[Stored entries]

## Start

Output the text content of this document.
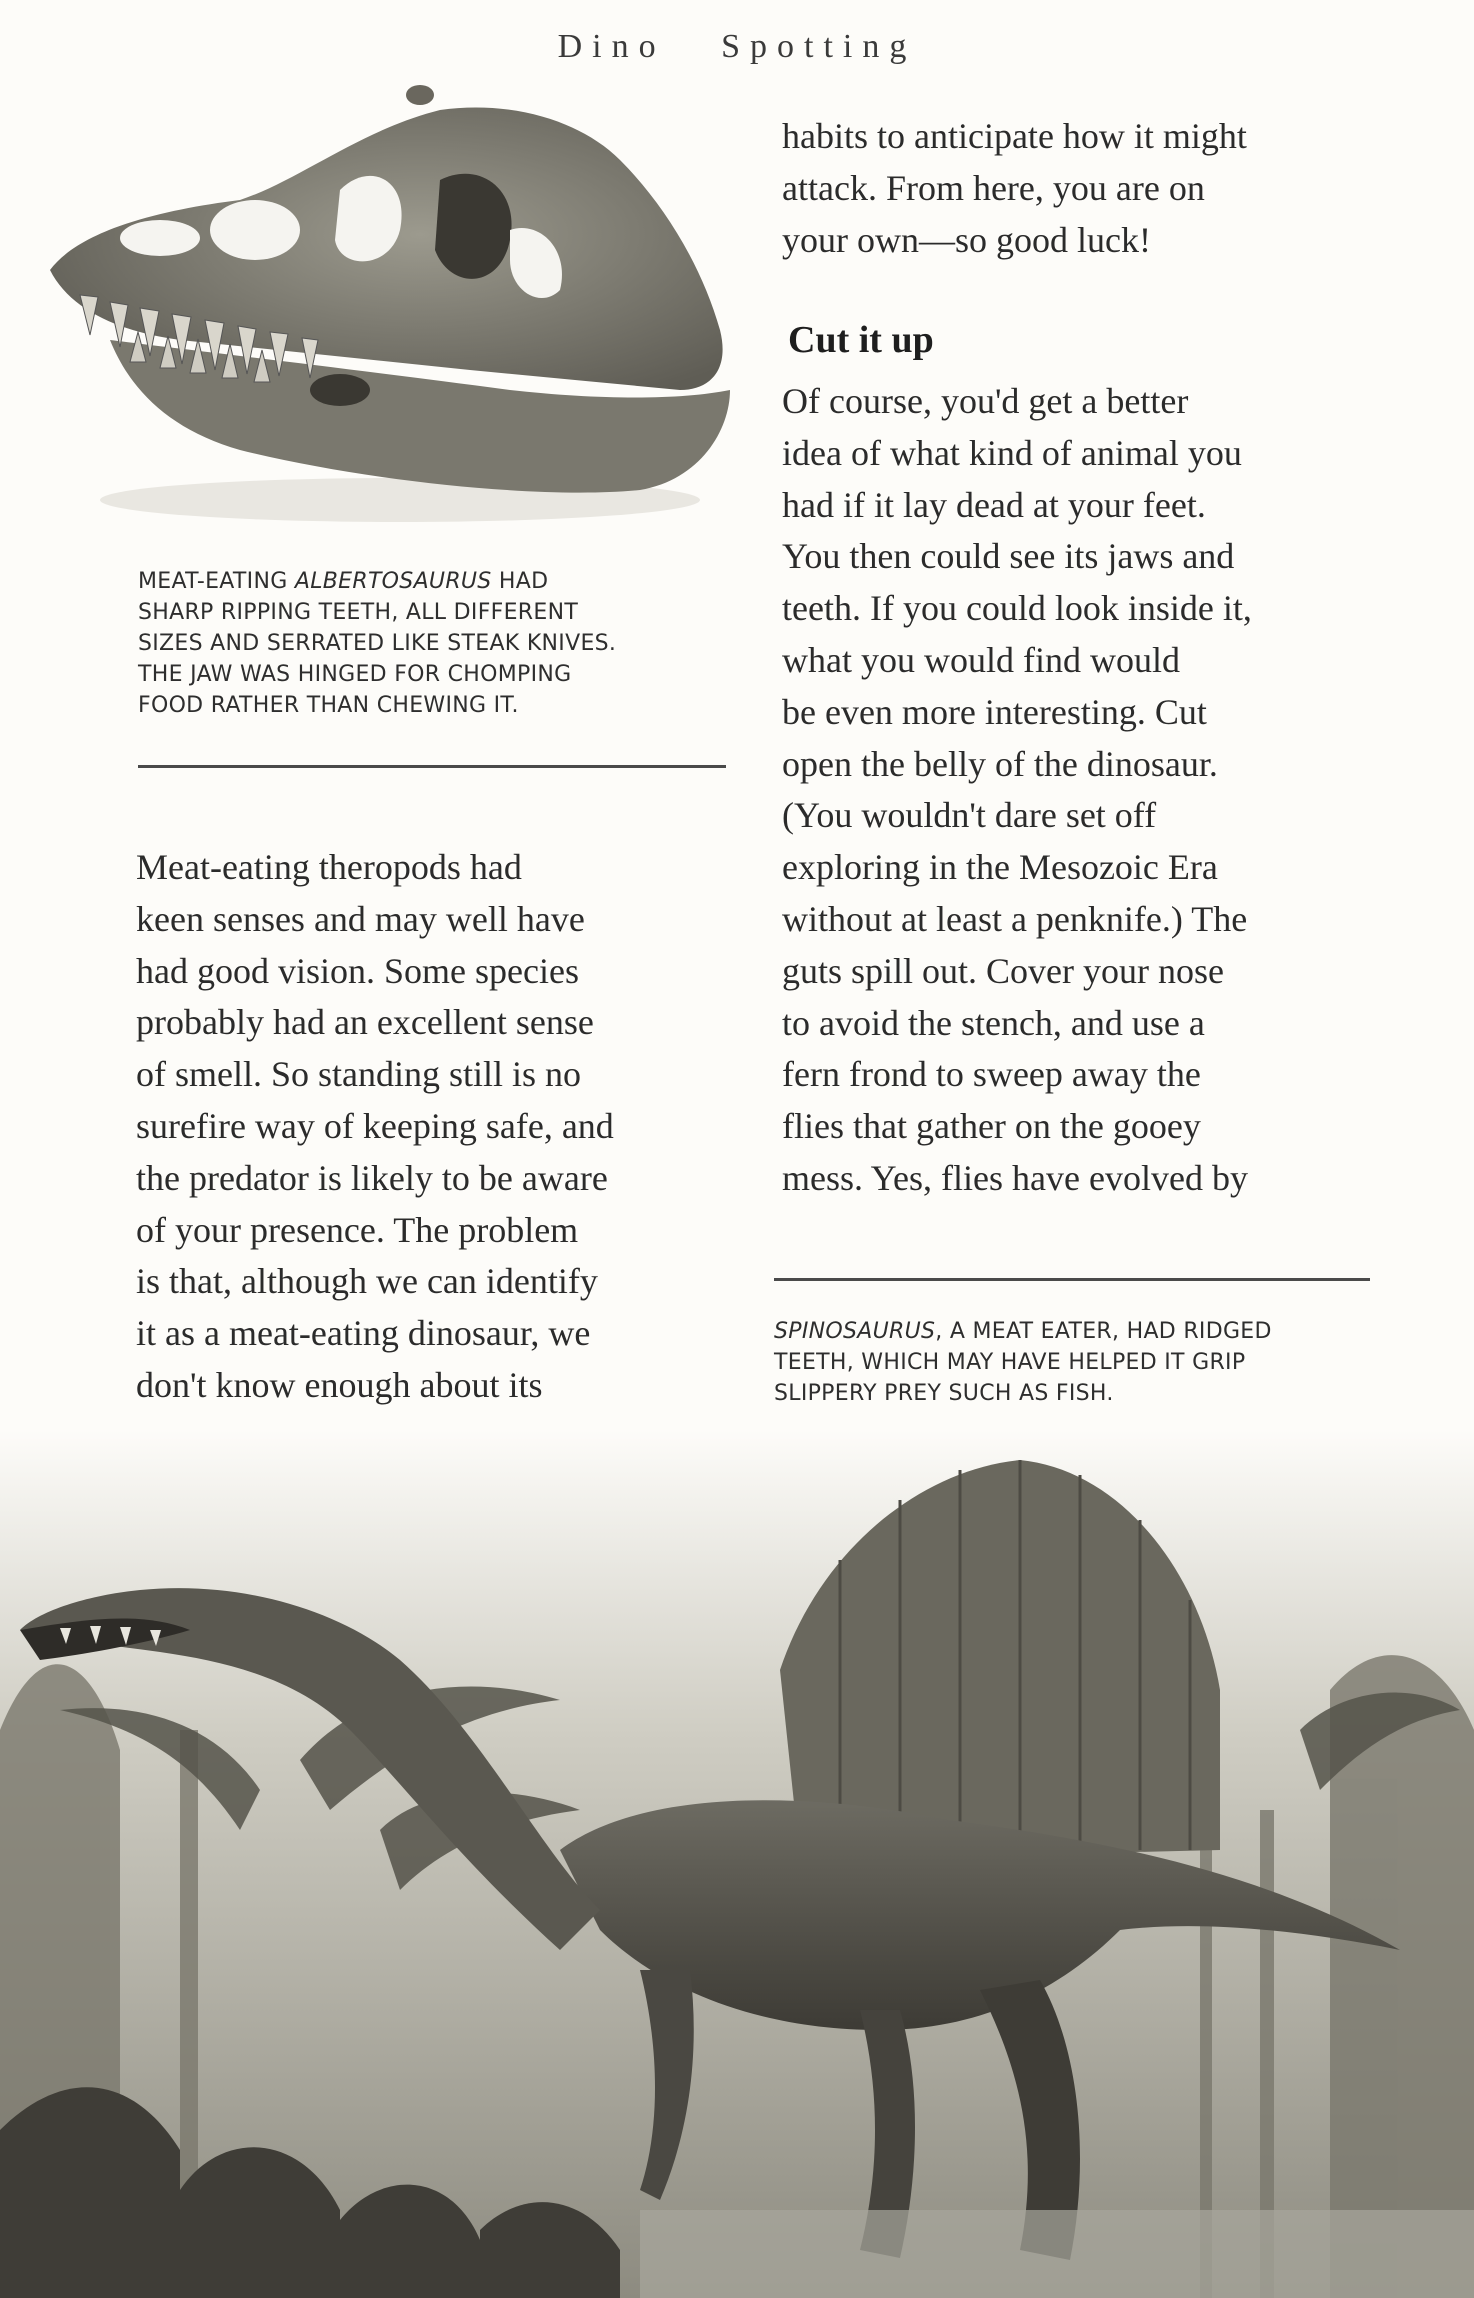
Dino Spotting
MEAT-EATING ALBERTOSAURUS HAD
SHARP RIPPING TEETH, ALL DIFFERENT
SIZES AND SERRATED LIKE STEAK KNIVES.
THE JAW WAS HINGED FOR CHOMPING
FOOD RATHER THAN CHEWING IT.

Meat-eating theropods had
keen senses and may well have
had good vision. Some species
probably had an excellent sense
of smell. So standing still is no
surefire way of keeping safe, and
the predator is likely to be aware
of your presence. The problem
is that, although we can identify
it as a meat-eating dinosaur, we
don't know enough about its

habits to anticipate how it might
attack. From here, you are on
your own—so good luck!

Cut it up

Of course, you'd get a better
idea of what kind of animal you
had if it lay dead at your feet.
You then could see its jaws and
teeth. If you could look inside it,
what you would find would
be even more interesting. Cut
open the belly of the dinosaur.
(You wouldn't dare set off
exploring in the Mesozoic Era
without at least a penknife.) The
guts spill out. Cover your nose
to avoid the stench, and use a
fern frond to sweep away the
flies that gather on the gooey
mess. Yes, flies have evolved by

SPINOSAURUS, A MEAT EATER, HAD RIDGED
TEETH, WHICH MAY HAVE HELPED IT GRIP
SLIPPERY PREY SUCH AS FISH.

## End

WORK REQUIRED |
Repeat the material above in full and exactly, omitting the pictures.

RESPONSE TO THIS EXERCISE |
Output the text content of this document.
Dino Spotting
MEAT-EATING ALBERTOSAURUS HAD
SHARP RIPPING TEETH, ALL DIFFERENT
SIZES AND SERRATED LIKE STEAK KNIVES.
THE JAW WAS HINGED FOR CHOMPING
FOOD RATHER THAN CHEWING IT.

Meat-eating theropods had
keen senses and may well have
had good vision. Some species
probably had an excellent sense
of smell. So standing still is no
surefire way of keeping safe, and
the predator is likely to be aware
of your presence. The problem
is that, although we can identify
it as a meat-eating dinosaur, we
don't know enough about its

habits to anticipate how it might
attack. From here, you are on
your own—so good luck!

Cut it up

Of course, you'd get a better
idea of what kind of animal you
had if it lay dead at your feet.
You then could see its jaws and
teeth. If you could look inside it,
what you would find would
be even more interesting. Cut
open the belly of the dinosaur.
(You wouldn't dare set off
exploring in the Mesozoic Era
without at least a penknife.) The
guts spill out. Cover your nose
to avoid the stench, and use a
fern frond to sweep away the
flies that gather on the gooey
mess. Yes, flies have evolved by

SPINOSAURUS, A MEAT EATER, HAD RIDGED
TEETH, WHICH MAY HAVE HELPED IT GRIP
SLIPPERY PREY SUCH AS FISH.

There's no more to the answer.